SHORT EXERCISE
Can you copy the items from the start through the line holding "staticText: 万吨 bbox=[424, 546, 446, 560]", inclusive, with "关闭" replaced by "Close" and nothing else changed?

— Start INPUT —

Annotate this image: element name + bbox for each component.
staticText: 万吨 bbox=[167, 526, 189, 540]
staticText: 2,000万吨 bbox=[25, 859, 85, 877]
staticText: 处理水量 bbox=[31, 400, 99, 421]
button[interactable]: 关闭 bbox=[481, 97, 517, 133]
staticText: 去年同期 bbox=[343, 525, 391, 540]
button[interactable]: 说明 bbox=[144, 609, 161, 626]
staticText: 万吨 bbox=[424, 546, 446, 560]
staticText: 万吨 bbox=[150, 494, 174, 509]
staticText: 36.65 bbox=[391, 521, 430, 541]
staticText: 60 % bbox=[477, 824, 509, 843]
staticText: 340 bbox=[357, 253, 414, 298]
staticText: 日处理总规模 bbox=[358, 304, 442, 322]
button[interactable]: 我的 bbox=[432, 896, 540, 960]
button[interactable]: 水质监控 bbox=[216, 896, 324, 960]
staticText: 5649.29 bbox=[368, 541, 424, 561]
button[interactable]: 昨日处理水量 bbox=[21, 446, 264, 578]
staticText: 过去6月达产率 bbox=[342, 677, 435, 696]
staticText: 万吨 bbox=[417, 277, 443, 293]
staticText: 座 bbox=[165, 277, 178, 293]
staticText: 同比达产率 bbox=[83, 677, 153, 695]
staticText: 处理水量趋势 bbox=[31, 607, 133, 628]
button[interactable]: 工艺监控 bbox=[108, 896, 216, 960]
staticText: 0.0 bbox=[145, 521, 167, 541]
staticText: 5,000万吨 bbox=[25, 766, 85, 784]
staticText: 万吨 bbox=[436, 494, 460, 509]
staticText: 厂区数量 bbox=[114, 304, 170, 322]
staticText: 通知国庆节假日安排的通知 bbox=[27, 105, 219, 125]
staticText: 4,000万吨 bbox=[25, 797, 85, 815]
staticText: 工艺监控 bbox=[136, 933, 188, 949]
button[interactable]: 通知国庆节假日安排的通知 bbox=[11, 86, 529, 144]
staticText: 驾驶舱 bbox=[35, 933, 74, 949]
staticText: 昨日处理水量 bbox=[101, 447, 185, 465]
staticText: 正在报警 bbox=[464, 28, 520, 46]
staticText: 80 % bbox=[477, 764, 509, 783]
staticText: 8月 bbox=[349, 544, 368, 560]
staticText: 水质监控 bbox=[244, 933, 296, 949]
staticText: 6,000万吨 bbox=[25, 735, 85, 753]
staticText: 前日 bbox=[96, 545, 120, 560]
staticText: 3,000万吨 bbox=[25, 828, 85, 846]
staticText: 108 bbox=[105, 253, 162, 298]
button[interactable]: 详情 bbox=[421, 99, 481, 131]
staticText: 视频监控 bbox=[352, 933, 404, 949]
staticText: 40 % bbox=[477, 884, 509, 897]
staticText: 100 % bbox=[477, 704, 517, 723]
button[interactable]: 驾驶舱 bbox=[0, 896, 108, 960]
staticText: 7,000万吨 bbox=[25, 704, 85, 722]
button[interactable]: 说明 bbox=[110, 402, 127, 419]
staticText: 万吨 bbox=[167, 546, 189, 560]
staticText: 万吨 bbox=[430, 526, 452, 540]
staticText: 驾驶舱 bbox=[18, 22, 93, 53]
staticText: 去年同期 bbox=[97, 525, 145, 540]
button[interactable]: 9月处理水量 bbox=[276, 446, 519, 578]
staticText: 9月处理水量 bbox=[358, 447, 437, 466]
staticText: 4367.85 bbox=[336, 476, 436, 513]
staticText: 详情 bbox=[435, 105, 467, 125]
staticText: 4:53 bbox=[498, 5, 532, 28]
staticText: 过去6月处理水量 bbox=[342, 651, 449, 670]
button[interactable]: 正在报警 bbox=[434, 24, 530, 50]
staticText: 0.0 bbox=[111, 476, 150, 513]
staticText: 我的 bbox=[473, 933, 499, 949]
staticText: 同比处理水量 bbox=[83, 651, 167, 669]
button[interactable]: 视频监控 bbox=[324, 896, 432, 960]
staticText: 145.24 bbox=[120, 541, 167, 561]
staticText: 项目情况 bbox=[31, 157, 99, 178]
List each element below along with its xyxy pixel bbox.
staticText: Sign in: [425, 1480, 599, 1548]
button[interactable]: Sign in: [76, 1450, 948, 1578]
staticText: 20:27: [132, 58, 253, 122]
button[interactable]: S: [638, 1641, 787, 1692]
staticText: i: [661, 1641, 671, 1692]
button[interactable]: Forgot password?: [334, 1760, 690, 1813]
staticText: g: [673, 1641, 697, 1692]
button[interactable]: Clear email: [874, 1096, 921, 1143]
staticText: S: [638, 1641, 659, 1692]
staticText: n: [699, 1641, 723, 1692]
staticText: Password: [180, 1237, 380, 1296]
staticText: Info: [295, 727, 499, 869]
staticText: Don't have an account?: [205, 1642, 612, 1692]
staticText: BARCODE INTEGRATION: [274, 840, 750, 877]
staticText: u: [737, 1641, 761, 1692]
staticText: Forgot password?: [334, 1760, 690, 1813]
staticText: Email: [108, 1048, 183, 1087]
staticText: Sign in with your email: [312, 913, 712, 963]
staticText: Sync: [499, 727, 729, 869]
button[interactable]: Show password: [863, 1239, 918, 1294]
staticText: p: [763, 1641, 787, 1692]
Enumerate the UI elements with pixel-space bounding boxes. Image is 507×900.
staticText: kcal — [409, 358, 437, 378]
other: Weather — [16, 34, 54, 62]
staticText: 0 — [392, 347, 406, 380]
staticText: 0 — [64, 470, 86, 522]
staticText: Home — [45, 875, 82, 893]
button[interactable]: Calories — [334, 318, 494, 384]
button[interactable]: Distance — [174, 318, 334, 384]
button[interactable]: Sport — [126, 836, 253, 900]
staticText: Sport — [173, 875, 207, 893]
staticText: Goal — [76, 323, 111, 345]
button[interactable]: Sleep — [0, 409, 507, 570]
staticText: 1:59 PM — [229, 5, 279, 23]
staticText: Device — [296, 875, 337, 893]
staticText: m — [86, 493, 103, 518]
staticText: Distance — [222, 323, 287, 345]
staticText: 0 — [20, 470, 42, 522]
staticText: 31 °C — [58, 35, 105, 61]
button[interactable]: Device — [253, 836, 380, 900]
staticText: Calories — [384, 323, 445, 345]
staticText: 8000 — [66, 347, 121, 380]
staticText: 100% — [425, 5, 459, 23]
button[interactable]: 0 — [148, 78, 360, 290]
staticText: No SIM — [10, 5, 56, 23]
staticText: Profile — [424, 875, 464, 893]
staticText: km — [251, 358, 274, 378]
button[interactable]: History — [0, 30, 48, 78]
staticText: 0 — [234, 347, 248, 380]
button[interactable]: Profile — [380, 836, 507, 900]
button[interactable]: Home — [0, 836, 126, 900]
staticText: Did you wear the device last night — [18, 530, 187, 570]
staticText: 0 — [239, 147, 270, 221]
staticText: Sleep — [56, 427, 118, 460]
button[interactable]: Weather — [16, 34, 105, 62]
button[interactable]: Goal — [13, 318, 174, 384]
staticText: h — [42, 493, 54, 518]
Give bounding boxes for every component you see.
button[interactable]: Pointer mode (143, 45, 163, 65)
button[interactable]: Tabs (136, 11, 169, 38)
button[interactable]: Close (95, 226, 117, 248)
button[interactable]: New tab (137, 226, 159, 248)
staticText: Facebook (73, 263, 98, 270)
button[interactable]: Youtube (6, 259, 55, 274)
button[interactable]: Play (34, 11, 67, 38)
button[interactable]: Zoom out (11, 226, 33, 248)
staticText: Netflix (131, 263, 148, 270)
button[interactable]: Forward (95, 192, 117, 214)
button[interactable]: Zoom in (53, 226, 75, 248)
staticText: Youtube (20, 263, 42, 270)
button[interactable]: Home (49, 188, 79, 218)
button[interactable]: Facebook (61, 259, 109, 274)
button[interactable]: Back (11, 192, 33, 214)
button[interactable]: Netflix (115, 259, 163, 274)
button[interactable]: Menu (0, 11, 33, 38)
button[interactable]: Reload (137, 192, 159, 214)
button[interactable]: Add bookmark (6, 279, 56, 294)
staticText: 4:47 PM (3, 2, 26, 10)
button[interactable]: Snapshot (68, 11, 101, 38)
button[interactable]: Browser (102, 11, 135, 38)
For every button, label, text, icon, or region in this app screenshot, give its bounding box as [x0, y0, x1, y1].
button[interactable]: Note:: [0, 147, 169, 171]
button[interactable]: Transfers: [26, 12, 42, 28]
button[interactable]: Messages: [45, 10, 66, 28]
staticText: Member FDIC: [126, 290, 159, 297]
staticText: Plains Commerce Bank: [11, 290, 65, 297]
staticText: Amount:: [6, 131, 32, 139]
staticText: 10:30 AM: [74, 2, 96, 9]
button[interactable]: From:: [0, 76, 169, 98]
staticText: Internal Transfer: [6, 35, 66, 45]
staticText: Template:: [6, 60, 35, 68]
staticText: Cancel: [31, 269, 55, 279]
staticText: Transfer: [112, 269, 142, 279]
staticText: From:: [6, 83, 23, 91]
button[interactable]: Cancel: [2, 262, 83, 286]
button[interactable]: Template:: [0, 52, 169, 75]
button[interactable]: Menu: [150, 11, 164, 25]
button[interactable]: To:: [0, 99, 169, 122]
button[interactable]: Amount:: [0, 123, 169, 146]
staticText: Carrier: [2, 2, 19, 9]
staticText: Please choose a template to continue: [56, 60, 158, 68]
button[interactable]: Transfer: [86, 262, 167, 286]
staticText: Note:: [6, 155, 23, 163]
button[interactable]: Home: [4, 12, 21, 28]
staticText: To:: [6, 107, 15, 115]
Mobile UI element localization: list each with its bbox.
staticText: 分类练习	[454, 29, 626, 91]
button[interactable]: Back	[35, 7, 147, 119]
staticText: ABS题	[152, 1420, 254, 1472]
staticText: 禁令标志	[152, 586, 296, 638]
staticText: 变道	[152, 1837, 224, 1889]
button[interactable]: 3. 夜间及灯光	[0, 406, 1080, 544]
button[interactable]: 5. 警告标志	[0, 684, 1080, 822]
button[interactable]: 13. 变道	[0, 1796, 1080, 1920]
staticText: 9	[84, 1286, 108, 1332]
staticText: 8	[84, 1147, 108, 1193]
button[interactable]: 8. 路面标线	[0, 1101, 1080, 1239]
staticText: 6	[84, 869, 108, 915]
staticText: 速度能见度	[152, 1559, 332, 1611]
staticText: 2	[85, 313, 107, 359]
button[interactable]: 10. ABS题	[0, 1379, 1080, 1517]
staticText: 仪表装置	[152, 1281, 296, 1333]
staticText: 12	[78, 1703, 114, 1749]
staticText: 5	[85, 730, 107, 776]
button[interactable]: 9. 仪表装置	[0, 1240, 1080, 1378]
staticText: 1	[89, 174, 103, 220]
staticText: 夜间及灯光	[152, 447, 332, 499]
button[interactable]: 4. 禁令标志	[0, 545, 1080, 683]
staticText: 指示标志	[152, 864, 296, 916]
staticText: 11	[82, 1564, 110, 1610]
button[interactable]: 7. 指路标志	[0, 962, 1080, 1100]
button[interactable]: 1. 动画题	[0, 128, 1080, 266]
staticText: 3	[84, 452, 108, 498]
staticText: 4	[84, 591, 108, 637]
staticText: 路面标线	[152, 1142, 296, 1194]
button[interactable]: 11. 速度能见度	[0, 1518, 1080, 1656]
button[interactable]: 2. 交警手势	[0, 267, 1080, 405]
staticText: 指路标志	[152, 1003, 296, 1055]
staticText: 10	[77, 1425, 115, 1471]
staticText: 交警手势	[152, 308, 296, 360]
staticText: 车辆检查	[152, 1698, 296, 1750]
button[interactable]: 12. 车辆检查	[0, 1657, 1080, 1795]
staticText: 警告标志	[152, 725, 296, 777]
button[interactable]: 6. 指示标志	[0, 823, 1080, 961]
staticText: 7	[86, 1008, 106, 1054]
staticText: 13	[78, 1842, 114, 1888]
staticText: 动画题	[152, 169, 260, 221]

— End INPUT —

OUTPUT OF THE EXERCISE
Annotate this image: element name + bbox for each component.
staticText: 万吨 bbox=[167, 526, 189, 540]
staticText: 2,000万吨 bbox=[25, 859, 85, 877]
staticText: 处理水量 bbox=[31, 400, 99, 421]
button[interactable]: Close bbox=[481, 97, 517, 133]
staticText: 去年同期 bbox=[343, 525, 391, 540]
button[interactable]: 说明 bbox=[144, 609, 161, 626]
staticText: 万吨 bbox=[424, 546, 446, 560]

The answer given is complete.